### Supplied text
-- BEGIN --

OpenStudy (anonymous):
Solve for x: −5|x + 1| = 10
OpenStudy (matlee):
-14 or 14
OpenStudy (matlee):
because if you add 5 on both sides you will gt 15 and since its absoulute value it will be either negative or posotive
myininaya (myininaya):
isolate the | | part by dividing by what the || is being multiplied by
myininaya (myininaya):
Or think of it like this | | only gives positive or 0 as a output right? Can a neg times pos(or zero) ever be positive?
OpenStudy (anonymous):
im confused...how do i get this because i dont really understand the absolute value questions
myininaya (myininaya):
divide -5 on both sides
myininaya (myininaya):
what is the result after doing just that step?
OpenStudy (anonymous):
Select one: a. x = 0 b. x = −3 and x = 1 c. x = −1 and x = 3 d. No solution
OpenStudy (anonymous):
sorry... -2
myininaya (myininaya):
you get |x+1|=-2 right?
OpenStudy (anonymous):
yes
myininaya (myininaya):
now what is |9| or |-9| equal to?
myininaya (myininaya):
I'm asking you because I want you to be certain that |x+1| should give us a positive number or a zero number.

-- END --

### Aim
Summarize the forum thread in two sentences. The listing has no connection to the forum thread.

### Collected data
-- BEGIN --

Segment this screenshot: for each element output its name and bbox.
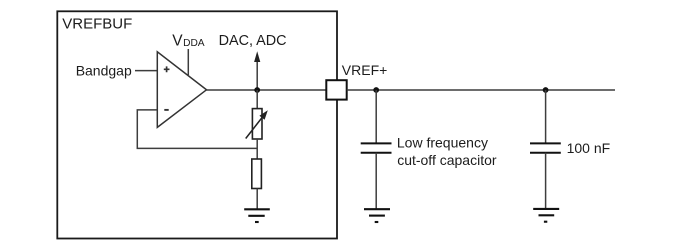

-- END --

### Solution for this problem
A poster asks how to solve −5|x + 1| = 10, and one reply gives -14 or 14 as the answer. Another reply has the poster divide both sides by -5, which the poster confirms gives |x+1| = -2, and then asks what |9| or |-9| equals so the poster can be certain that |x+1| should give a positive number or zero.